== DATA IN THIS EXERCISE ==
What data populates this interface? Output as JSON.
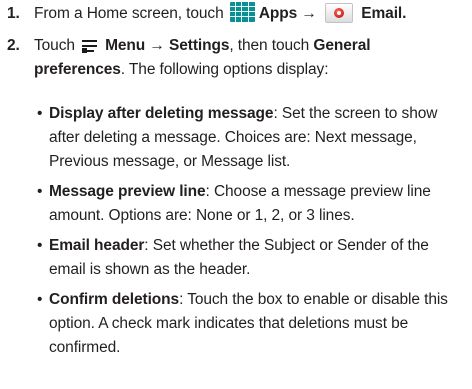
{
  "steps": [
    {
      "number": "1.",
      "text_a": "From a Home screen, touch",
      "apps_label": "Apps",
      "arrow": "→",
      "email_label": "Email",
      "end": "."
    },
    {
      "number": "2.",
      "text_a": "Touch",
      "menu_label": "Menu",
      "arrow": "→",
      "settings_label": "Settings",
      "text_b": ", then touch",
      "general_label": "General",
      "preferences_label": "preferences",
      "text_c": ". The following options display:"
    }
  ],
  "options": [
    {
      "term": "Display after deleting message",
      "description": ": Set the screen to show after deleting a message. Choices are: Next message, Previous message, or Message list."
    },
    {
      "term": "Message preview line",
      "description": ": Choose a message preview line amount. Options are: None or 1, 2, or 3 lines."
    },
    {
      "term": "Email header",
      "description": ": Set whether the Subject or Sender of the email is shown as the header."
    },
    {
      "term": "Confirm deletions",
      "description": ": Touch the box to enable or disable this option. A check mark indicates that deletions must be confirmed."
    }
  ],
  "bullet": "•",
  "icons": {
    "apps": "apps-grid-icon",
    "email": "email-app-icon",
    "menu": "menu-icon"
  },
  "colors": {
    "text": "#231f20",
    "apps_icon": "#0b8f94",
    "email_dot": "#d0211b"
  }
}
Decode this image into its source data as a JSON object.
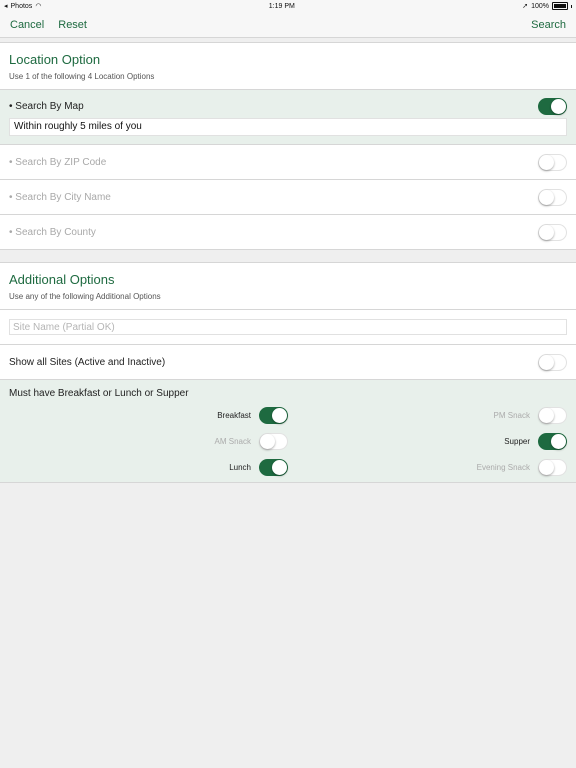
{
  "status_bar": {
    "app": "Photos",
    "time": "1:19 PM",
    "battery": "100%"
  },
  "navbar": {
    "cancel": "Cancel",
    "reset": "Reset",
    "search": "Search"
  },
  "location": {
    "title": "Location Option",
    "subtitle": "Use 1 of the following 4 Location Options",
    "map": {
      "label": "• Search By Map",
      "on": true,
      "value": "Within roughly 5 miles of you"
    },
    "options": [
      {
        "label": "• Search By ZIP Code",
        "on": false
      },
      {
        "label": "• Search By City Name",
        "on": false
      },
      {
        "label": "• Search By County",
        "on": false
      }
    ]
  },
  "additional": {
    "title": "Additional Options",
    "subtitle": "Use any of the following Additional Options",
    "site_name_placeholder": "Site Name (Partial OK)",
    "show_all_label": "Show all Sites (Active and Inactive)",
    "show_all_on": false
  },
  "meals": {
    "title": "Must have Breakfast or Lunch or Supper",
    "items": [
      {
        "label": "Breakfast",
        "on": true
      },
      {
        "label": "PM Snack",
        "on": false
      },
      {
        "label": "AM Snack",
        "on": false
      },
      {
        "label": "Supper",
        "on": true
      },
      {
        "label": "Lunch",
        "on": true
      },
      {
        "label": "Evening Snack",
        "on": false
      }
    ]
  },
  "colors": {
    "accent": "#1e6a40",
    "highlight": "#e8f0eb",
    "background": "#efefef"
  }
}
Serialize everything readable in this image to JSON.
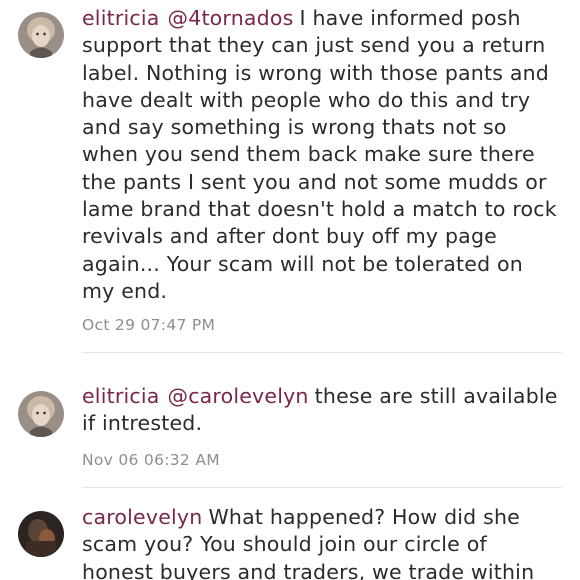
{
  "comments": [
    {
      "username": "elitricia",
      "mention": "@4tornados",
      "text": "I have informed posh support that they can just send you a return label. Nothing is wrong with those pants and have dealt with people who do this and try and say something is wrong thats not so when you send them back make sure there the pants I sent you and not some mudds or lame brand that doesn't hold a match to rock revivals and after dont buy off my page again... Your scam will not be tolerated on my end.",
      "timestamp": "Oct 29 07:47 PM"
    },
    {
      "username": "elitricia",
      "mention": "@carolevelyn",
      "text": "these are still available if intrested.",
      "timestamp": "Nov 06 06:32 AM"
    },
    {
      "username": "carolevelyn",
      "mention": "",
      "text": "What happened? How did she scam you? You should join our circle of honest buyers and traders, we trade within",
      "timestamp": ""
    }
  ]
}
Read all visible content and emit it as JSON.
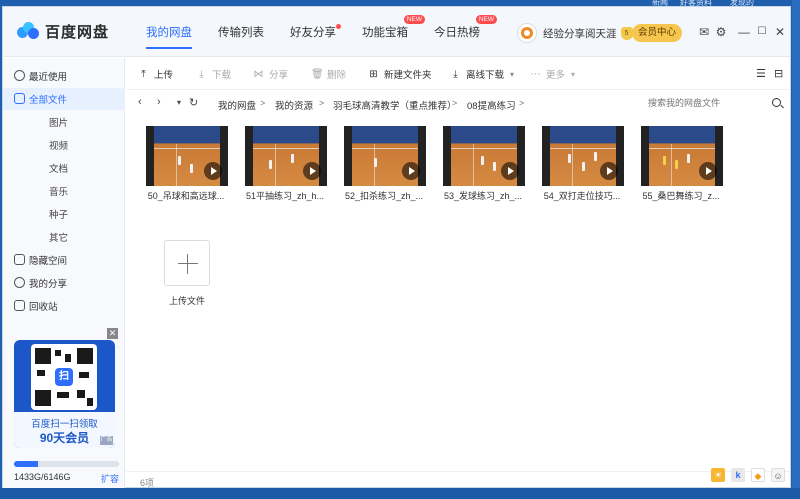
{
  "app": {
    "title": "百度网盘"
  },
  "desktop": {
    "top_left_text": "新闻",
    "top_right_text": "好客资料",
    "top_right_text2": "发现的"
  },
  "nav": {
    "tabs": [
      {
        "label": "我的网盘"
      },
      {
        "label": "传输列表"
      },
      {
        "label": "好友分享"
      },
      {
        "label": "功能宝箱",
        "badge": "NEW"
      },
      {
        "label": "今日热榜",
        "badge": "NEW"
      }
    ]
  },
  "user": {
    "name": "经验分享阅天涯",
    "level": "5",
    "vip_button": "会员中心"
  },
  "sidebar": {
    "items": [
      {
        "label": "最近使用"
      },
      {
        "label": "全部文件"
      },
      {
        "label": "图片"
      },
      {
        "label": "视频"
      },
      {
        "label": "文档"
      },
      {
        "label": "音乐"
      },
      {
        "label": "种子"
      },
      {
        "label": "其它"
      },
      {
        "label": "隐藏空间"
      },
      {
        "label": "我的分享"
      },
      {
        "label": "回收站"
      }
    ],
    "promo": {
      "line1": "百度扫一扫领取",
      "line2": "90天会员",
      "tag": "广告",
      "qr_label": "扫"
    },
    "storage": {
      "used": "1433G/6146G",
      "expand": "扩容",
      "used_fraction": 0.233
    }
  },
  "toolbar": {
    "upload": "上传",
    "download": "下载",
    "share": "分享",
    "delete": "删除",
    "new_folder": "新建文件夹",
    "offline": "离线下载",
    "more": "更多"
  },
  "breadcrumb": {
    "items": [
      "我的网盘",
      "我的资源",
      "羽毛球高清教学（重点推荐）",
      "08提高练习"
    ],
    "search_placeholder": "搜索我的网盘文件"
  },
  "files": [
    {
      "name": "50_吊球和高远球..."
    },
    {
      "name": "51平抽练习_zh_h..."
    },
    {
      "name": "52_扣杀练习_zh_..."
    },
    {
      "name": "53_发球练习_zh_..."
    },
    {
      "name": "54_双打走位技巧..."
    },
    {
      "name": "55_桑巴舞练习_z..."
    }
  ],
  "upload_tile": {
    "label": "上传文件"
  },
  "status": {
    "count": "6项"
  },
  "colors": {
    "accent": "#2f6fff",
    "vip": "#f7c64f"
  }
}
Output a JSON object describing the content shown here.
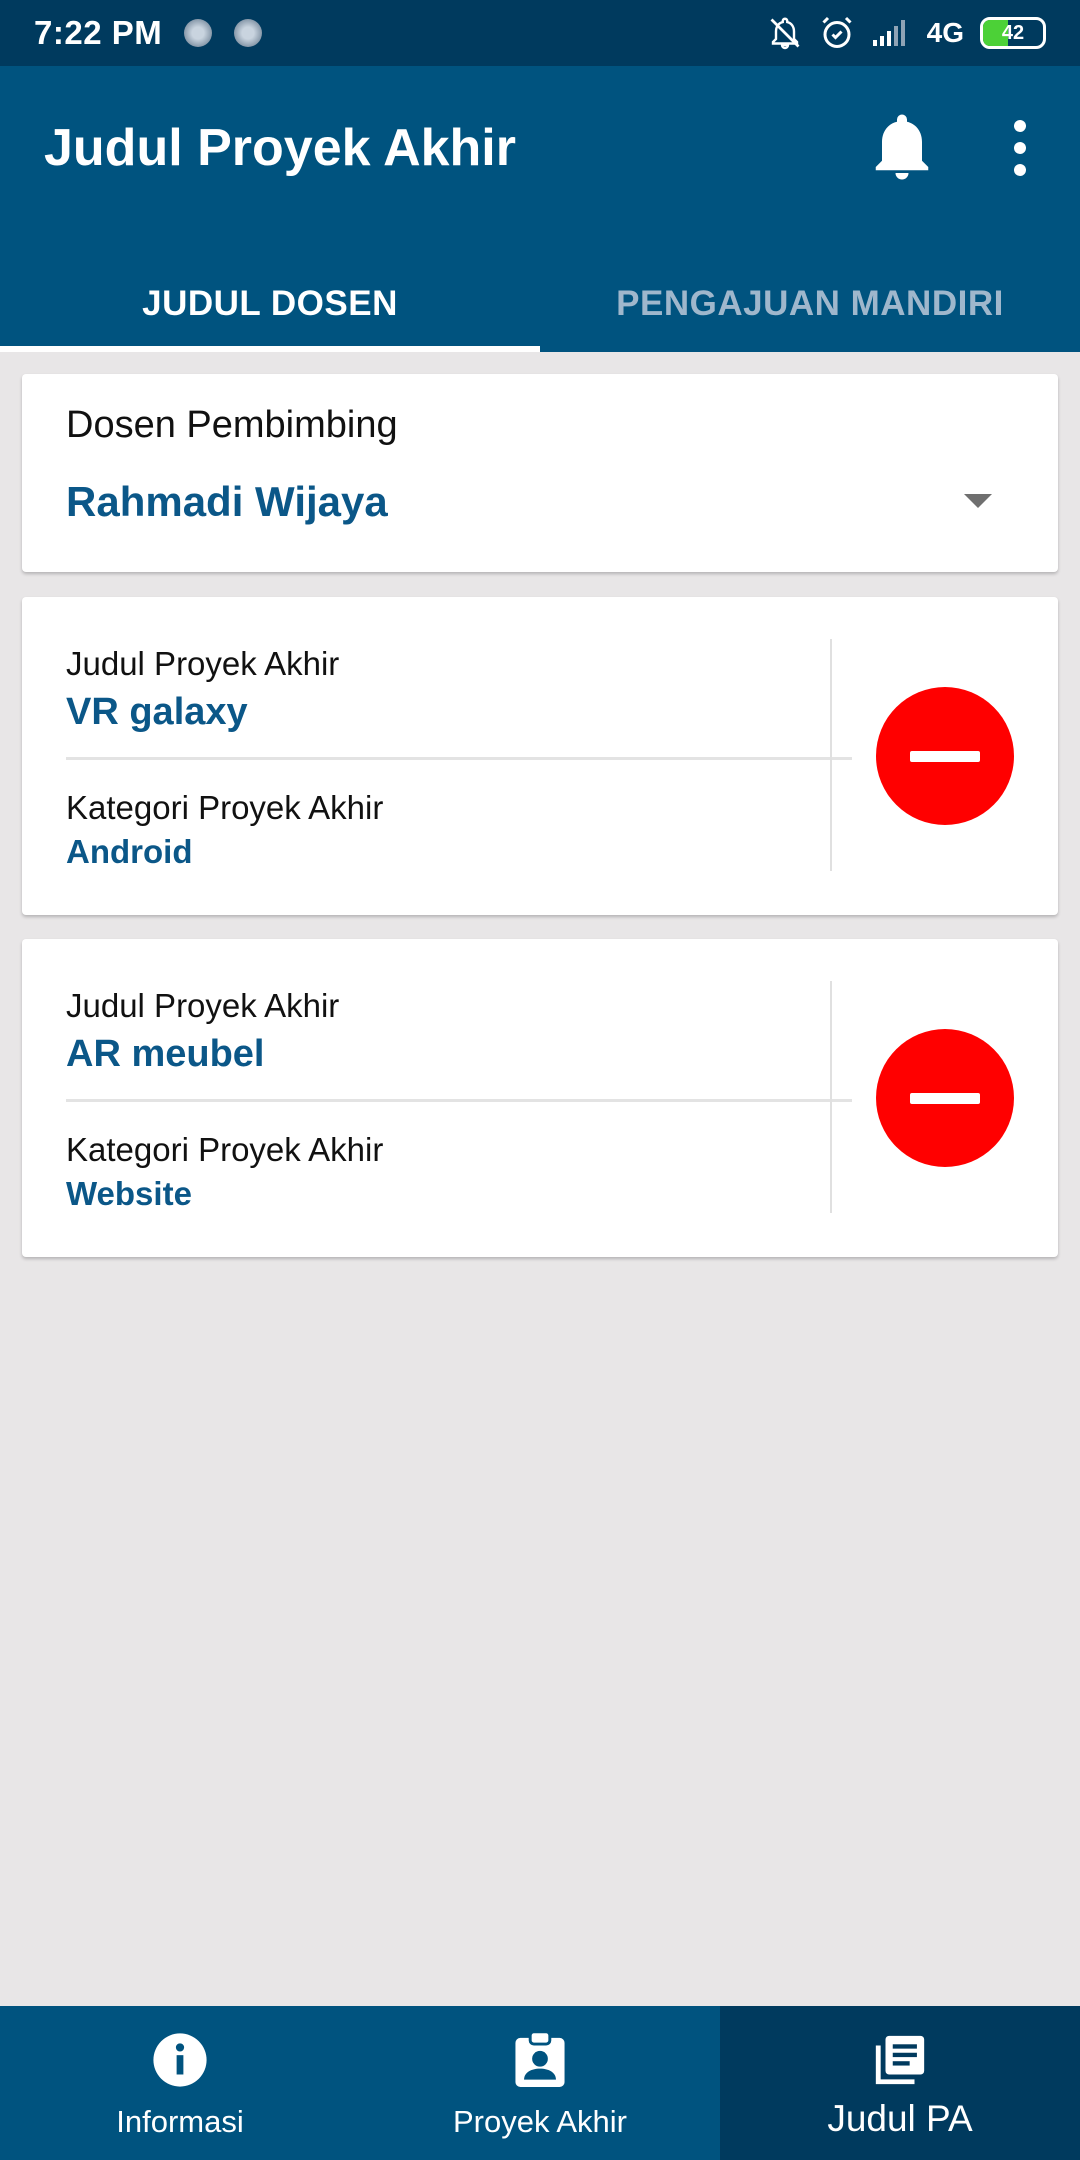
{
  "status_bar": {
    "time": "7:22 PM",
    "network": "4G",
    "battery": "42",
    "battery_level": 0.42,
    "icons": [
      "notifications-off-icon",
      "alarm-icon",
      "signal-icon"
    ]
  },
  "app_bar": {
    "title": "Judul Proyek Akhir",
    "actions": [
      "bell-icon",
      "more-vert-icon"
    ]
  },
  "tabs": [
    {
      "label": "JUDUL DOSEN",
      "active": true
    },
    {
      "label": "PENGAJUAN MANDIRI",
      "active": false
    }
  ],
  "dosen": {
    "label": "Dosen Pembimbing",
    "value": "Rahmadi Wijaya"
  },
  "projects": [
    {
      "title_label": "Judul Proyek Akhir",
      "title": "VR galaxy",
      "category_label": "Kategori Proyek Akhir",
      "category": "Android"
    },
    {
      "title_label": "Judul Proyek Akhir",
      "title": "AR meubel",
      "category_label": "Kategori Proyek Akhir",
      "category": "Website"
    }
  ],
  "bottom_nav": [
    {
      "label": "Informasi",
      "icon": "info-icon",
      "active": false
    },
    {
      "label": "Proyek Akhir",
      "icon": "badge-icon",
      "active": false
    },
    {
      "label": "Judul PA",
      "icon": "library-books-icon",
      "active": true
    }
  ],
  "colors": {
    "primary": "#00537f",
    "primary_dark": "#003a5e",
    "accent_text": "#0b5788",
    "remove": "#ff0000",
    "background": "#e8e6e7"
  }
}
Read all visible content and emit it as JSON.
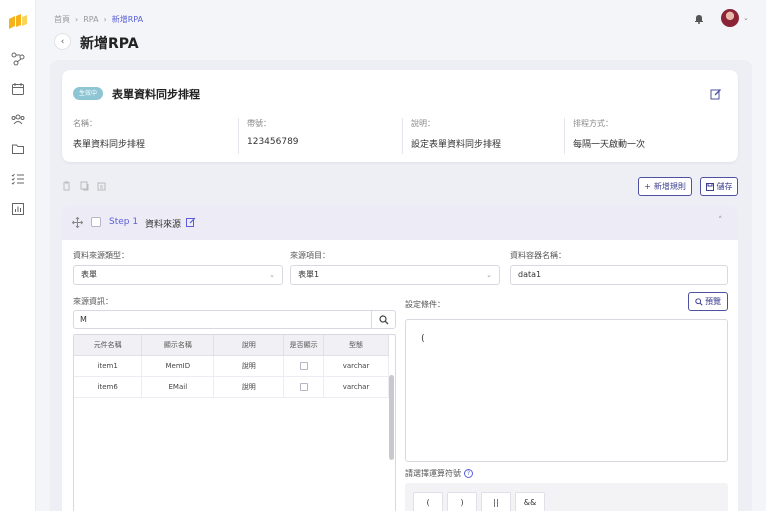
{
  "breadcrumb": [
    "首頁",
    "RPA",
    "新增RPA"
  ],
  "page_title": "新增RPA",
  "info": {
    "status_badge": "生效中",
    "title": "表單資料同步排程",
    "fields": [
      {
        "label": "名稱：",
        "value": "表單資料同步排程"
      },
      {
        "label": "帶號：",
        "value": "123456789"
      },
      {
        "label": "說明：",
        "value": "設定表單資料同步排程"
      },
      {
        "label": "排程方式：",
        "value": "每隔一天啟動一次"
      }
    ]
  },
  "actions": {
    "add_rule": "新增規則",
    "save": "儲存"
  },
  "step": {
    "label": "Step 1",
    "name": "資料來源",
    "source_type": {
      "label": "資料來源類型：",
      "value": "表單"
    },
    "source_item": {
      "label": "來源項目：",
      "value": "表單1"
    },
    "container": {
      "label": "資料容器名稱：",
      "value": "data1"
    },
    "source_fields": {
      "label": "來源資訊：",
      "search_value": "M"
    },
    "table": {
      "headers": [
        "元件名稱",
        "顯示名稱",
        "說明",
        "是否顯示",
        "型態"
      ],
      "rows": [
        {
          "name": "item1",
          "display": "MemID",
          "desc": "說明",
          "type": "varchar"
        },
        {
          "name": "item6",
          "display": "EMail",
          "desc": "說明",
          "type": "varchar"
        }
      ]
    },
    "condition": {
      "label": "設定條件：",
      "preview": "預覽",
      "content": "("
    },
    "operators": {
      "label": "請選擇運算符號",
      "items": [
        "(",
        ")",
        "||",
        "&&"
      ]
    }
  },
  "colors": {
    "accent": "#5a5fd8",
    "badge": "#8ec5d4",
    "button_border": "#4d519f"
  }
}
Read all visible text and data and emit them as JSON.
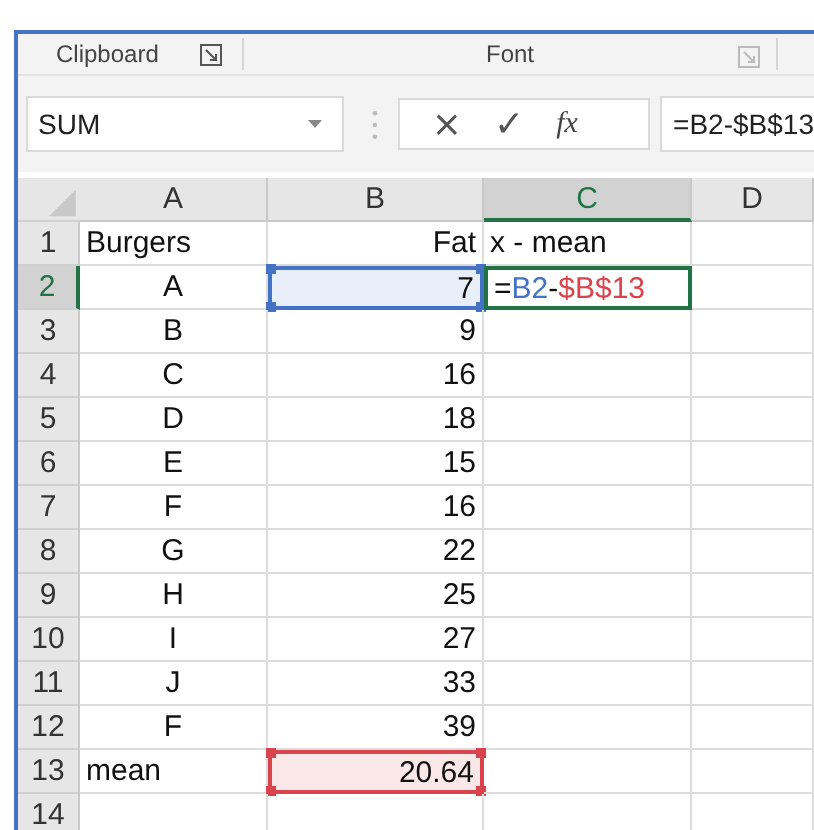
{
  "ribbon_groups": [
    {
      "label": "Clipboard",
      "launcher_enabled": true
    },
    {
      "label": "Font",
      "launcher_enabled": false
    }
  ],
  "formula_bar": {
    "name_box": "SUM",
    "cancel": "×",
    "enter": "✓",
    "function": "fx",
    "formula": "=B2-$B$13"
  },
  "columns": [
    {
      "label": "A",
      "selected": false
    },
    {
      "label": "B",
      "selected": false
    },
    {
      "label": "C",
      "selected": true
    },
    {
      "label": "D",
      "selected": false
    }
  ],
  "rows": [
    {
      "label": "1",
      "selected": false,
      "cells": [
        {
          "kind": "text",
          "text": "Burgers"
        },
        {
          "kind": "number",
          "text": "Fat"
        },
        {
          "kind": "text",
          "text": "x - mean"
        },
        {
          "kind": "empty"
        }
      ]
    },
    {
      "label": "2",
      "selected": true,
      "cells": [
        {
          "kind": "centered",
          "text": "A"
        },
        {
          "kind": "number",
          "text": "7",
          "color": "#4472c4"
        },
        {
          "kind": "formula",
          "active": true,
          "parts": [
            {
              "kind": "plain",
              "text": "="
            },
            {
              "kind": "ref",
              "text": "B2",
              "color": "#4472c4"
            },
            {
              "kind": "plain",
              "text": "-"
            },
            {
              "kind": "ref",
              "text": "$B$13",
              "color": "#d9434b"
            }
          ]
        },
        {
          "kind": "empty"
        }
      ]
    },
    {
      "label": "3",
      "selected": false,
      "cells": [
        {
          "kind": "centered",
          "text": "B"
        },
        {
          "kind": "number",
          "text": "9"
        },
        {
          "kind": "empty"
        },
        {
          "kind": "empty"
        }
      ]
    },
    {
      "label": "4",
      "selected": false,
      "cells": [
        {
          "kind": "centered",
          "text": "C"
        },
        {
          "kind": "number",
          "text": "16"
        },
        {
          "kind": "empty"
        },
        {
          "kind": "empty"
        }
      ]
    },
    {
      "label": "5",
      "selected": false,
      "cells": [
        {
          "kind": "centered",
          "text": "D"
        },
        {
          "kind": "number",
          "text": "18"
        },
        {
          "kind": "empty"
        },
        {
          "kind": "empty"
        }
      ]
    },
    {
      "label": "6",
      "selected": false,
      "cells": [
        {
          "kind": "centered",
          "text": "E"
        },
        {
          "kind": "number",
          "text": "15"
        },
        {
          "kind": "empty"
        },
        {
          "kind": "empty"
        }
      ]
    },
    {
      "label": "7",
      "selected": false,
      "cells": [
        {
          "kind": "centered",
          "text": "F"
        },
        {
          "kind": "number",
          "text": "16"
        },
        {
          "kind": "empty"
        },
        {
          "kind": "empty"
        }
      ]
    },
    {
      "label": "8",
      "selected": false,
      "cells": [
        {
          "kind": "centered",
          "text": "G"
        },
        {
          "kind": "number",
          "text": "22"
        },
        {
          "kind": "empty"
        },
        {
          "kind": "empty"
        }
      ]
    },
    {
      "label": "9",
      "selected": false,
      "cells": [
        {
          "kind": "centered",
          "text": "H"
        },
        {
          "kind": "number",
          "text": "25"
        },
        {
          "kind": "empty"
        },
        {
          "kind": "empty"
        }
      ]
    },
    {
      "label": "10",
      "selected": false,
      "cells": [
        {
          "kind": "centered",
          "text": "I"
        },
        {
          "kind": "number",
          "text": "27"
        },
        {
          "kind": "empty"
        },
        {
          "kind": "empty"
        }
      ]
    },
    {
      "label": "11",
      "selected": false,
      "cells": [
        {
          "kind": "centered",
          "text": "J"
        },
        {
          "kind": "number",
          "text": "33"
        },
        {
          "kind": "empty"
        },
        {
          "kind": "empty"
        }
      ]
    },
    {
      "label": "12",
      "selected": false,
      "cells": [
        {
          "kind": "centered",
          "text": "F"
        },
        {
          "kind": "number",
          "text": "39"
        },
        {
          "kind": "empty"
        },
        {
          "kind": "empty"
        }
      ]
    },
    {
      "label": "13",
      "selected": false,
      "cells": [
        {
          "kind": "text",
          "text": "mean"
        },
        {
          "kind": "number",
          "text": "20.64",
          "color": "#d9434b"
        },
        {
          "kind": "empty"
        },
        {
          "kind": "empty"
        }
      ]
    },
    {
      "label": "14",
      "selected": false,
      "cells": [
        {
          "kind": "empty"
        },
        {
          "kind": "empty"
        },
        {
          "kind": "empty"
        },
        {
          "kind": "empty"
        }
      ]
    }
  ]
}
===
In the records above, find each line holding "scam" and copy it.

      "text": "I have informed posh support that they can just send you a return label. Nothing is wrong with those pants and have dealt with people who do this and try and say something is wrong thats not so when you send them back make sure there the pants I sent you and not some mudds or lame brand that doesn't hold a match to rock revivals and after dont buy off my page again... Your scam will not be tolerated on my end.",
      "text": "What happened? How did she scam you? You should join our circle of honest buyers and traders, we trade within",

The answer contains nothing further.